--- start RECORDED DATA ---

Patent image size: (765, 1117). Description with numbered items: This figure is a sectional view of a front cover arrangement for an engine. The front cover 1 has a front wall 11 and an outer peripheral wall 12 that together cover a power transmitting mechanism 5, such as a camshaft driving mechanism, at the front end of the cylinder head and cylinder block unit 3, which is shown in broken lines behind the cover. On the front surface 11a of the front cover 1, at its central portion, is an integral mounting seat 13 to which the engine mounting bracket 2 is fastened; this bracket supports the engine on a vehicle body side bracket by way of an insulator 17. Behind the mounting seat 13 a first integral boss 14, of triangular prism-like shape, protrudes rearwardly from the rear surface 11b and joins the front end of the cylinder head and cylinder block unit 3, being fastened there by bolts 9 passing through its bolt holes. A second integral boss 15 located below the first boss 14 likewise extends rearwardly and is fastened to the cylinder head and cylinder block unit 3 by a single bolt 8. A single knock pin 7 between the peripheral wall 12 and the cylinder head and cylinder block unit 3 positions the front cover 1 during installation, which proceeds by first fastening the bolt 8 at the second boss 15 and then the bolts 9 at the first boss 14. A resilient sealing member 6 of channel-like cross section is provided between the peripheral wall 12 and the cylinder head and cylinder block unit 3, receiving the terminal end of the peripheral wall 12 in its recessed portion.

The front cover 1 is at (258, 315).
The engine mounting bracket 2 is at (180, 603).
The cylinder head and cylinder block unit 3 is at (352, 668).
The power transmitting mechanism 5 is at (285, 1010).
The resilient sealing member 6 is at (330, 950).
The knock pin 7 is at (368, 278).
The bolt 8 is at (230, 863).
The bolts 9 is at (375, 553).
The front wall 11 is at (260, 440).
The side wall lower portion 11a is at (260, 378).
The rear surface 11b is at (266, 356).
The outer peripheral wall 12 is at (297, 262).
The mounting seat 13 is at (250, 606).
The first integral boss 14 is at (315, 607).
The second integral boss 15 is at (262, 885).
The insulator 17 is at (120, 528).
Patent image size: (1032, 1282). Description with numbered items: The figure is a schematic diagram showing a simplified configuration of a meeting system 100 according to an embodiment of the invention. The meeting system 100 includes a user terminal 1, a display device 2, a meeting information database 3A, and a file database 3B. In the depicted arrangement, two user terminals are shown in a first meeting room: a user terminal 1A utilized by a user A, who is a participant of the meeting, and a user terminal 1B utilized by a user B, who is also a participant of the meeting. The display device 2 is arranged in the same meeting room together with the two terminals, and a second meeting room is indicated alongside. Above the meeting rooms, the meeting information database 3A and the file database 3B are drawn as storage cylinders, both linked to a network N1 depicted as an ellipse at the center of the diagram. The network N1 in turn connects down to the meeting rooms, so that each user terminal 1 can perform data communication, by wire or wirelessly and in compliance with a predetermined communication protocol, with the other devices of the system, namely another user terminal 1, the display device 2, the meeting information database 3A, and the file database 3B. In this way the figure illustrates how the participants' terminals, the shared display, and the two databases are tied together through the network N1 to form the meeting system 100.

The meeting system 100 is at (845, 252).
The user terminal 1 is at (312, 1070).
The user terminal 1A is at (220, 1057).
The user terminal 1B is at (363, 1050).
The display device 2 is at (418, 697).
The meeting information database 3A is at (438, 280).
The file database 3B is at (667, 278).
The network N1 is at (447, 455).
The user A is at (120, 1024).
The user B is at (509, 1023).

--- end RECORDED DATA ---

▸ EXERCISE DESCRIPTION: Present the lines above as a numbered list, starting with the first line and going on through the line that contains "The side wall". Leave out any blank lines.

▸ RESPONSE TO THE EXERCISE:
1. Patent image size: (765, 1117). Description with numbered items: This figure is a sectional view of a front cover arrangement for an engine. The front cover 1 has a front wall 11 and an outer peripheral wall 12 that together cover a power transmitting mechanism 5, such as a camshaft driving mechanism, at the front end of the cylinder head and cylinder block unit 3, which is shown in broken lines behind the cover. On the front surface 11a of the front cover 1, at its central portion, is an integral mounting seat 13 to which the engine mounting bracket 2 is fastened; this bracket supports the engine on a vehicle body side bracket by way of an insulator 17. Behind the mounting seat 13 a first integral boss 14, of triangular prism-like shape, protrudes rearwardly from the rear surface 11b and joins the front end of the cylinder head and cylinder block unit 3, being fastened there by bolts 9 passing through its bolt holes. A second integral boss 15 located below the first boss 14 likewise extends rearwardly and is fastened to the cylinder head and cylinder block unit 3 by a single bolt 8. A single knock pin 7 between the peripheral wall 12 and the cylinder head and cylinder block unit 3 positions the front cover 1 during installation, which proceeds by first fastening the bolt 8 at the second boss 15 and then the bolts 9 at the first boss 14. A resilient sealing member 6 of channel-like cross section is provided between the peripheral wall 12 and the cylinder head and cylinder block unit 3, receiving the terminal end of the peripheral wall 12 in its recessed portion.
2. The front cover 1 is at (258, 315).
3. The engine mounting bracket 2 is at (180, 603).
4. The cylinder head and cylinder block unit 3 is at (352, 668).
5. The power transmitting mechanism 5 is at (285, 1010).
6. The resilient sealing member 6 is at (330, 950).
7. The knock pin 7 is at (368, 278).
8. The bolt 8 is at (230, 863).
9. The bolts 9 is at (375, 553).
10. The front wall 11 is at (260, 440).
11. The side wall lower portion 11a is at (260, 378).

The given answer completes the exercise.